EXERCISE:
What follows is a block of records; restate each one word for word.

## Start LISTING

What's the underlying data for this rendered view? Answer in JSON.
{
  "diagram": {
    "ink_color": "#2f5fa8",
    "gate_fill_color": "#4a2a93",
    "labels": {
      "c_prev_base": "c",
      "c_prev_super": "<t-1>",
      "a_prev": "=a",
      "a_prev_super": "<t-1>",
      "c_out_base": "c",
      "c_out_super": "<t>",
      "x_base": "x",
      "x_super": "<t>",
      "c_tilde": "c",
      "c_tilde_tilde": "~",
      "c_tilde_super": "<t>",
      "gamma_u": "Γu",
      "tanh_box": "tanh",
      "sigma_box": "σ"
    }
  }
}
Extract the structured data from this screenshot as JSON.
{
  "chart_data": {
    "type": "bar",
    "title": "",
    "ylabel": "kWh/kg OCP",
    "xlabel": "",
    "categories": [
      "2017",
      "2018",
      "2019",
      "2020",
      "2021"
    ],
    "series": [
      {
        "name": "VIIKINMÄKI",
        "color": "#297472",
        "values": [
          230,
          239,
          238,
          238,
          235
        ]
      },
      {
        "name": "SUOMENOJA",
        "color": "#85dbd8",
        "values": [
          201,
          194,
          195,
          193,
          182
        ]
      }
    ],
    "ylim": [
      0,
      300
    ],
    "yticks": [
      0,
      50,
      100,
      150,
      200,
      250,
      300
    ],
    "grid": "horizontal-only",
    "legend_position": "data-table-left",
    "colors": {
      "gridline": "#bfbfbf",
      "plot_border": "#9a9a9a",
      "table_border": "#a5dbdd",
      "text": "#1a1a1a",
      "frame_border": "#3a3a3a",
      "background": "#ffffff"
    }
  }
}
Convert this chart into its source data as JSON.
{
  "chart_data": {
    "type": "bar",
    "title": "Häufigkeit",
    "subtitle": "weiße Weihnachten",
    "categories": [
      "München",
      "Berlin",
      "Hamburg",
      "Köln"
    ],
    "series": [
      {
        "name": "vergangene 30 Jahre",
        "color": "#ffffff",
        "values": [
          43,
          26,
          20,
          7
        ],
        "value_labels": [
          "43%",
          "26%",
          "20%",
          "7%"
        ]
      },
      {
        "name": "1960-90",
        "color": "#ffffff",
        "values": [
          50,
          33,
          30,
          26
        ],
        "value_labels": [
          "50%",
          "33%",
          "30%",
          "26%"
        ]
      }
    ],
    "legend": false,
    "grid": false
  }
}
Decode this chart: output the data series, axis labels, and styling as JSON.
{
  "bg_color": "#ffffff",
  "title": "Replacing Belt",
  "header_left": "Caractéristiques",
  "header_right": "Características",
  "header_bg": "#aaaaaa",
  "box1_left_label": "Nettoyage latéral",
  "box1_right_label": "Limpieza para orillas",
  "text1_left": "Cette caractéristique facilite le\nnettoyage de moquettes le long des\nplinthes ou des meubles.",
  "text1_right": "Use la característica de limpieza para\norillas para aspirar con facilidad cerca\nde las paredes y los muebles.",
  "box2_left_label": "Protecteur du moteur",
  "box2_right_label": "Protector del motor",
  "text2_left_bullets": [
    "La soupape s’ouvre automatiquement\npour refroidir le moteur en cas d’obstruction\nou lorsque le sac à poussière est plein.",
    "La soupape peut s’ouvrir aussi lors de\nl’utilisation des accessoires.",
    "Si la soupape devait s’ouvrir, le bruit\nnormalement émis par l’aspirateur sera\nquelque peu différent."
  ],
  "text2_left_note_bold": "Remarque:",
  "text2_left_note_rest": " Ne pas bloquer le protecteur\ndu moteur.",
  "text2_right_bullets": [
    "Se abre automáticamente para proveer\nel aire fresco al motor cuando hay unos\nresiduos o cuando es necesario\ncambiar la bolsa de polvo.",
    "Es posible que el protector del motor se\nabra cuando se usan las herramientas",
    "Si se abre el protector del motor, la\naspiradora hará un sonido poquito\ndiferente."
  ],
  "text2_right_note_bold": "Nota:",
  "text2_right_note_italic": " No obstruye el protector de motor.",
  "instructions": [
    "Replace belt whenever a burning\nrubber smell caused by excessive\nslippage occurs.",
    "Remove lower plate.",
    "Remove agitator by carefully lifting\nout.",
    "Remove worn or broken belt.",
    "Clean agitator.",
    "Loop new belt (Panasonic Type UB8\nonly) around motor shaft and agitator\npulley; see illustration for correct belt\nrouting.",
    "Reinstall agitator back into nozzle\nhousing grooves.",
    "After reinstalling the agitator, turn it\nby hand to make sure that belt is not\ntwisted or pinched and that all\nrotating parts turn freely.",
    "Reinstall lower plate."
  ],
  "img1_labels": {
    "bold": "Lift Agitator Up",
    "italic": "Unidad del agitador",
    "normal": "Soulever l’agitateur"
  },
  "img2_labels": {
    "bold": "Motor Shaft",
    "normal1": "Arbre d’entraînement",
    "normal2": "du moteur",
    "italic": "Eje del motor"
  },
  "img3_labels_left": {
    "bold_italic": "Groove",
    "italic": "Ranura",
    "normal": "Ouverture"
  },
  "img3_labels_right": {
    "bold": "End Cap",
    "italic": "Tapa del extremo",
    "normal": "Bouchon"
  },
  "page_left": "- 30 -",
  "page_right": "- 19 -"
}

## End LISTING

SOLUTION BELOW:
What's the underlying data for this rendered view? Answer in JSON.
{
  "diagram": {
    "ink_color": "#2f5fa8",
    "gate_fill_color": "#4a2a93",
    "labels": {
      "c_prev_base": "c",
      "c_prev_super": "<t-1>",
      "a_prev": "=a",
      "a_prev_super": "<t-1>",
      "c_out_base": "c",
      "c_out_super": "<t>",
      "x_base": "x",
      "x_super": "<t>",
      "c_tilde": "c",
      "c_tilde_tilde": "~",
      "c_tilde_super": "<t>",
      "gamma_u": "Γu",
      "tanh_box": "tanh",
      "sigma_box": "σ"
    }
  }
}
Extract the structured data from this screenshot as JSON.
{
  "chart_data": {
    "type": "bar",
    "title": "",
    "ylabel": "kWh/kg OCP",
    "xlabel": "",
    "categories": [
      "2017",
      "2018",
      "2019",
      "2020",
      "2021"
    ],
    "series": [
      {
        "name": "VIIKINMÄKI",
        "color": "#297472",
        "values": [
          230,
          239,
          238,
          238,
          235
        ]
      },
      {
        "name": "SUOMENOJA",
        "color": "#85dbd8",
        "values": [
          201,
          194,
          195,
          193,
          182
        ]
      }
    ],
    "ylim": [
      0,
      300
    ],
    "yticks": [
      0,
      50,
      100,
      150,
      200,
      250,
      300
    ],
    "grid": "horizontal-only",
    "legend_position": "data-table-left",
    "colors": {
      "gridline": "#bfbfbf",
      "plot_border": "#9a9a9a",
      "table_border": "#a5dbdd",
      "text": "#1a1a1a",
      "frame_border": "#3a3a3a",
      "background": "#ffffff"
    }
  }
}
Convert this chart into its source data as JSON.
{
  "chart_data": {
    "type": "bar",
    "title": "Häufigkeit",
    "subtitle": "weiße Weihnachten",
    "categories": [
      "München",
      "Berlin",
      "Hamburg",
      "Köln"
    ],
    "series": [
      {
        "name": "vergangene 30 Jahre",
        "color": "#ffffff",
        "values": [
          43,
          26,
          20,
          7
        ],
        "value_labels": [
          "43%",
          "26%",
          "20%",
          "7%"
        ]
      },
      {
        "name": "1960-90",
        "color": "#ffffff",
        "values": [
          50,
          33,
          30,
          26
        ],
        "value_labels": [
          "50%",
          "33%",
          "30%",
          "26%"
        ]
      }
    ],
    "legend": false,
    "grid": false
  }
}
Decode this chart: output the data series, axis labels, and styling as JSON.
{
  "bg_color": "#ffffff",
  "title": "Replacing Belt",
  "header_left": "Caractéristiques",
  "header_right": "Características",
  "header_bg": "#aaaaaa",
  "box1_left_label": "Nettoyage latéral",
  "box1_right_label": "Limpieza para orillas",
  "text1_left": "Cette caractéristique facilite le\nnettoyage de moquettes le long des\nplinthes ou des meubles.",
  "text1_right": "Use la característica de limpieza para\norillas para aspirar con facilidad cerca\nde las paredes y los muebles.",
  "box2_left_label": "Protecteur du moteur",
  "box2_right_label": "Protector del motor",
  "text2_left_bullets": [
    "La soupape s’ouvre automatiquement\npour refroidir le moteur en cas d’obstruction\nou lorsque le sac à poussière est plein.",
    "La soupape peut s’ouvrir aussi lors de\nl’utilisation des accessoires.",
    "Si la soupape devait s’ouvrir, le bruit\nnormalement émis par l’aspirateur sera\nquelque peu différent."
  ],
  "text2_left_note_bold": "Remarque:",
  "text2_left_note_rest": " Ne pas bloquer le protecteur\ndu moteur.",
  "text2_right_bullets": [
    "Se abre automáticamente para proveer\nel aire fresco al motor cuando hay unos\nresiduos o cuando es necesario\ncambiar la bolsa de polvo.",
    "Es posible que el protector del motor se\nabra cuando se usan las herramientas",
    "Si se abre el protector del motor, la\naspiradora hará un sonido poquito\ndiferente."
  ],
  "text2_right_note_bold": "Nota:",
  "text2_right_note_italic": " No obstruye el protector de motor.",
  "instructions": [
    "Replace belt whenever a burning\nrubber smell caused by excessive\nslippage occurs.",
    "Remove lower plate.",
    "Remove agitator by carefully lifting\nout.",
    "Remove worn or broken belt.",
    "Clean agitator.",
    "Loop new belt (Panasonic Type UB8\nonly) around motor shaft and agitator\npulley; see illustration for correct belt\nrouting.",
    "Reinstall agitator back into nozzle\nhousing grooves.",
    "After reinstalling the agitator, turn it\nby hand to make sure that belt is not\ntwisted or pinched and that all\nrotating parts turn freely.",
    "Reinstall lower plate."
  ],
  "img1_labels": {
    "bold": "Lift Agitator Up",
    "italic": "Unidad del agitador",
    "normal": "Soulever l’agitateur"
  },
  "img2_labels": {
    "bold": "Motor Shaft",
    "normal1": "Arbre d’entraînement",
    "normal2": "du moteur",
    "italic": "Eje del motor"
  },
  "img3_labels_left": {
    "bold_italic": "Groove",
    "italic": "Ranura",
    "normal": "Ouverture"
  },
  "img3_labels_right": {
    "bold": "End Cap",
    "italic": "Tapa del extremo",
    "normal": "Bouchon"
  },
  "page_left": "- 30 -",
  "page_right": "- 19 -"
}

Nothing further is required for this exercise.